## JOB
Gather all lines with the word "Predicted" in them.
begin EXTRACTED RECORDS
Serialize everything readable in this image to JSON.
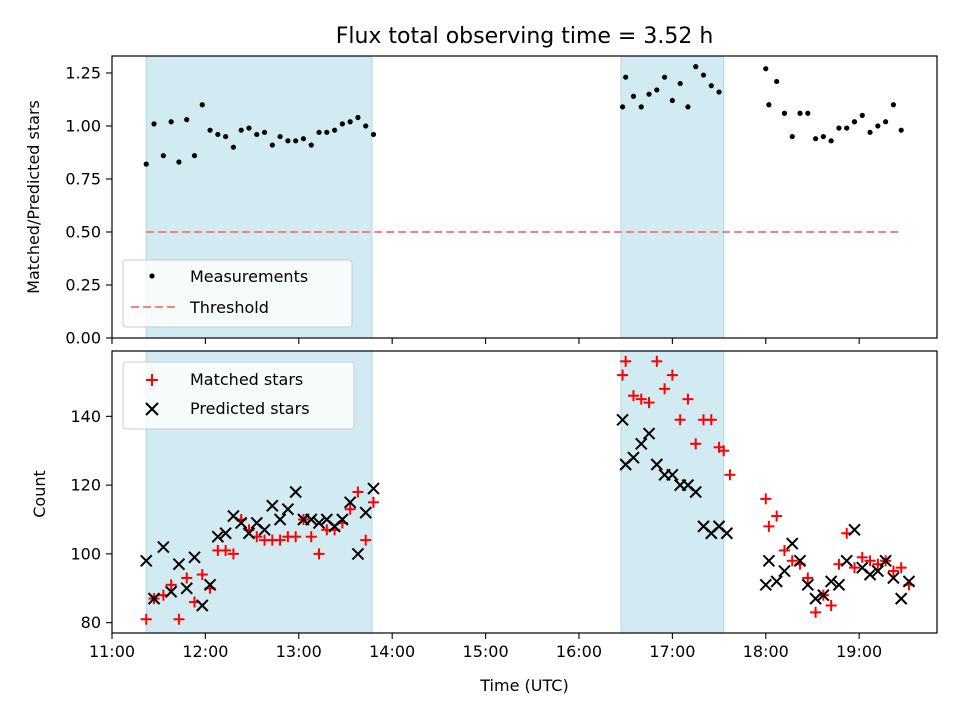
{
  "chart_data": [
    {
      "type": "scatter",
      "title": "Flux total observing time = 3.52 h",
      "ylabel": "Matched/Predicted stars",
      "xlabel": "",
      "xlim": [
        "11:00",
        "19:50"
      ],
      "ylim": [
        0,
        1.33
      ],
      "yticks": [
        "0.00",
        "0.25",
        "0.50",
        "0.75",
        "1.00",
        "1.25"
      ],
      "ytick_values": [
        0,
        0.25,
        0.5,
        0.75,
        1.0,
        1.25
      ],
      "xtick_values": [
        "11:00",
        "12:00",
        "13:00",
        "14:00",
        "15:00",
        "16:00",
        "17:00",
        "18:00",
        "19:00"
      ],
      "shaded_intervals": [
        [
          "11:22",
          "13:47"
        ],
        [
          "16:27",
          "17:33"
        ]
      ],
      "shade_color": "#add8e6",
      "legend_position": "lower-left",
      "series": [
        {
          "name": "Measurements",
          "marker": "dot",
          "color": "#000000",
          "points": [
            [
              "11:22",
              0.82
            ],
            [
              "11:27",
              1.01
            ],
            [
              "11:33",
              0.86
            ],
            [
              "11:38",
              1.02
            ],
            [
              "11:43",
              0.83
            ],
            [
              "11:48",
              1.03
            ],
            [
              "11:53",
              0.86
            ],
            [
              "11:58",
              1.1
            ],
            [
              "12:03",
              0.98
            ],
            [
              "12:08",
              0.96
            ],
            [
              "12:13",
              0.95
            ],
            [
              "12:18",
              0.9
            ],
            [
              "12:23",
              0.98
            ],
            [
              "12:28",
              0.99
            ],
            [
              "12:33",
              0.96
            ],
            [
              "12:38",
              0.97
            ],
            [
              "12:43",
              0.91
            ],
            [
              "12:48",
              0.95
            ],
            [
              "12:53",
              0.93
            ],
            [
              "12:58",
              0.93
            ],
            [
              "13:03",
              0.94
            ],
            [
              "13:08",
              0.91
            ],
            [
              "13:13",
              0.97
            ],
            [
              "13:18",
              0.97
            ],
            [
              "13:23",
              0.98
            ],
            [
              "13:28",
              1.01
            ],
            [
              "13:33",
              1.02
            ],
            [
              "13:38",
              1.04
            ],
            [
              "13:43",
              1.0
            ],
            [
              "13:48",
              0.96
            ],
            [
              "16:28",
              1.09
            ],
            [
              "16:30",
              1.23
            ],
            [
              "16:35",
              1.14
            ],
            [
              "16:40",
              1.09
            ],
            [
              "16:45",
              1.15
            ],
            [
              "16:50",
              1.17
            ],
            [
              "16:55",
              1.23
            ],
            [
              "17:00",
              1.12
            ],
            [
              "17:05",
              1.2
            ],
            [
              "17:10",
              1.09
            ],
            [
              "17:15",
              1.28
            ],
            [
              "17:20",
              1.24
            ],
            [
              "17:25",
              1.19
            ],
            [
              "17:30",
              1.16
            ],
            [
              "18:00",
              1.27
            ],
            [
              "18:02",
              1.1
            ],
            [
              "18:07",
              1.21
            ],
            [
              "18:12",
              1.06
            ],
            [
              "18:17",
              0.95
            ],
            [
              "18:22",
              1.06
            ],
            [
              "18:27",
              1.06
            ],
            [
              "18:32",
              0.94
            ],
            [
              "18:37",
              0.95
            ],
            [
              "18:42",
              0.93
            ],
            [
              "18:47",
              0.99
            ],
            [
              "18:52",
              0.99
            ],
            [
              "18:57",
              1.02
            ],
            [
              "19:02",
              1.05
            ],
            [
              "19:07",
              0.97
            ],
            [
              "19:12",
              1.0
            ],
            [
              "19:17",
              1.02
            ],
            [
              "19:22",
              1.1
            ],
            [
              "19:27",
              0.98
            ]
          ]
        },
        {
          "name": "Threshold",
          "marker": "dashed-line",
          "color": "#ff7f7f",
          "points": [
            [
              "11:22",
              0.5
            ],
            [
              "19:27",
              0.5
            ]
          ]
        }
      ]
    },
    {
      "type": "scatter",
      "title": "",
      "ylabel": "Count",
      "xlabel": "Time (UTC)",
      "xlim": [
        "11:00",
        "19:50"
      ],
      "ylim": [
        77,
        159
      ],
      "yticks": [
        "80",
        "100",
        "120",
        "140"
      ],
      "ytick_values": [
        80,
        100,
        120,
        140
      ],
      "xticks": [
        "11:00",
        "12:00",
        "13:00",
        "14:00",
        "15:00",
        "16:00",
        "17:00",
        "18:00",
        "19:00"
      ],
      "xtick_values": [
        "11:00",
        "12:00",
        "13:00",
        "14:00",
        "15:00",
        "16:00",
        "17:00",
        "18:00",
        "19:00"
      ],
      "shaded_intervals": [
        [
          "11:22",
          "13:47"
        ],
        [
          "16:27",
          "17:33"
        ]
      ],
      "shade_color": "#add8e6",
      "legend_position": "upper-left",
      "series": [
        {
          "name": "Matched stars",
          "marker": "plus",
          "color": "#ff0000",
          "points": [
            [
              "11:22",
              81
            ],
            [
              "11:27",
              87
            ],
            [
              "11:33",
              88
            ],
            [
              "11:38",
              91
            ],
            [
              "11:43",
              81
            ],
            [
              "11:48",
              93
            ],
            [
              "11:53",
              86
            ],
            [
              "11:58",
              94
            ],
            [
              "12:03",
              90
            ],
            [
              "12:08",
              101
            ],
            [
              "12:13",
              101
            ],
            [
              "12:18",
              100
            ],
            [
              "12:23",
              110
            ],
            [
              "12:28",
              107
            ],
            [
              "12:33",
              105
            ],
            [
              "12:38",
              104
            ],
            [
              "12:43",
              104
            ],
            [
              "12:48",
              104
            ],
            [
              "12:53",
              105
            ],
            [
              "12:58",
              105
            ],
            [
              "13:03",
              110
            ],
            [
              "13:08",
              105
            ],
            [
              "13:13",
              100
            ],
            [
              "13:18",
              107
            ],
            [
              "13:23",
              107
            ],
            [
              "13:28",
              109
            ],
            [
              "13:33",
              113
            ],
            [
              "13:38",
              118
            ],
            [
              "13:43",
              104
            ],
            [
              "13:48",
              115
            ],
            [
              "16:28",
              152
            ],
            [
              "16:30",
              156
            ],
            [
              "16:35",
              146
            ],
            [
              "16:40",
              145
            ],
            [
              "16:45",
              144
            ],
            [
              "16:50",
              156
            ],
            [
              "16:55",
              148
            ],
            [
              "17:00",
              152
            ],
            [
              "17:05",
              139
            ],
            [
              "17:10",
              145
            ],
            [
              "17:15",
              132
            ],
            [
              "17:20",
              139
            ],
            [
              "17:25",
              139
            ],
            [
              "17:30",
              131
            ],
            [
              "17:33",
              130
            ],
            [
              "17:37",
              123
            ],
            [
              "18:00",
              116
            ],
            [
              "18:02",
              108
            ],
            [
              "18:07",
              111
            ],
            [
              "18:12",
              101
            ],
            [
              "18:17",
              98
            ],
            [
              "18:22",
              97
            ],
            [
              "18:27",
              93
            ],
            [
              "18:32",
              83
            ],
            [
              "18:37",
              88
            ],
            [
              "18:42",
              85
            ],
            [
              "18:47",
              97
            ],
            [
              "18:52",
              106
            ],
            [
              "18:57",
              96
            ],
            [
              "19:02",
              99
            ],
            [
              "19:07",
              98
            ],
            [
              "19:12",
              97
            ],
            [
              "19:17",
              98
            ],
            [
              "19:22",
              95
            ],
            [
              "19:27",
              96
            ],
            [
              "19:32",
              91
            ]
          ]
        },
        {
          "name": "Predicted stars",
          "marker": "x",
          "color": "#000000",
          "points": [
            [
              "11:22",
              98
            ],
            [
              "11:27",
              87
            ],
            [
              "11:33",
              102
            ],
            [
              "11:38",
              89
            ],
            [
              "11:43",
              97
            ],
            [
              "11:48",
              90
            ],
            [
              "11:53",
              99
            ],
            [
              "11:58",
              85
            ],
            [
              "12:03",
              91
            ],
            [
              "12:08",
              105
            ],
            [
              "12:13",
              106
            ],
            [
              "12:18",
              111
            ],
            [
              "12:23",
              109
            ],
            [
              "12:28",
              106
            ],
            [
              "12:33",
              109
            ],
            [
              "12:38",
              107
            ],
            [
              "12:43",
              114
            ],
            [
              "12:48",
              110
            ],
            [
              "12:53",
              113
            ],
            [
              "12:58",
              118
            ],
            [
              "13:03",
              110
            ],
            [
              "13:08",
              110
            ],
            [
              "13:13",
              109
            ],
            [
              "13:18",
              110
            ],
            [
              "13:23",
              108
            ],
            [
              "13:28",
              110
            ],
            [
              "13:33",
              115
            ],
            [
              "13:38",
              100
            ],
            [
              "13:43",
              112
            ],
            [
              "13:48",
              119
            ],
            [
              "16:28",
              139
            ],
            [
              "16:30",
              126
            ],
            [
              "16:35",
              128
            ],
            [
              "16:40",
              132
            ],
            [
              "16:45",
              135
            ],
            [
              "16:50",
              126
            ],
            [
              "16:55",
              123
            ],
            [
              "17:00",
              123
            ],
            [
              "17:05",
              120
            ],
            [
              "17:10",
              120
            ],
            [
              "17:15",
              118
            ],
            [
              "17:20",
              108
            ],
            [
              "17:25",
              106
            ],
            [
              "17:30",
              108
            ],
            [
              "17:35",
              106
            ],
            [
              "18:00",
              91
            ],
            [
              "18:02",
              98
            ],
            [
              "18:07",
              92
            ],
            [
              "18:12",
              95
            ],
            [
              "18:17",
              103
            ],
            [
              "18:22",
              98
            ],
            [
              "18:27",
              91
            ],
            [
              "18:32",
              87
            ],
            [
              "18:37",
              88
            ],
            [
              "18:42",
              92
            ],
            [
              "18:47",
              91
            ],
            [
              "18:52",
              98
            ],
            [
              "18:57",
              107
            ],
            [
              "19:02",
              96
            ],
            [
              "19:07",
              94
            ],
            [
              "19:12",
              95
            ],
            [
              "19:17",
              98
            ],
            [
              "19:22",
              93
            ],
            [
              "19:27",
              87
            ],
            [
              "19:32",
              92
            ]
          ]
        }
      ]
    }
  ]
}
end EXTRACTED RECORDS
## FINAL RESULT
      "ylabel": "Matched/Predicted stars",
          "name": "Predicted stars",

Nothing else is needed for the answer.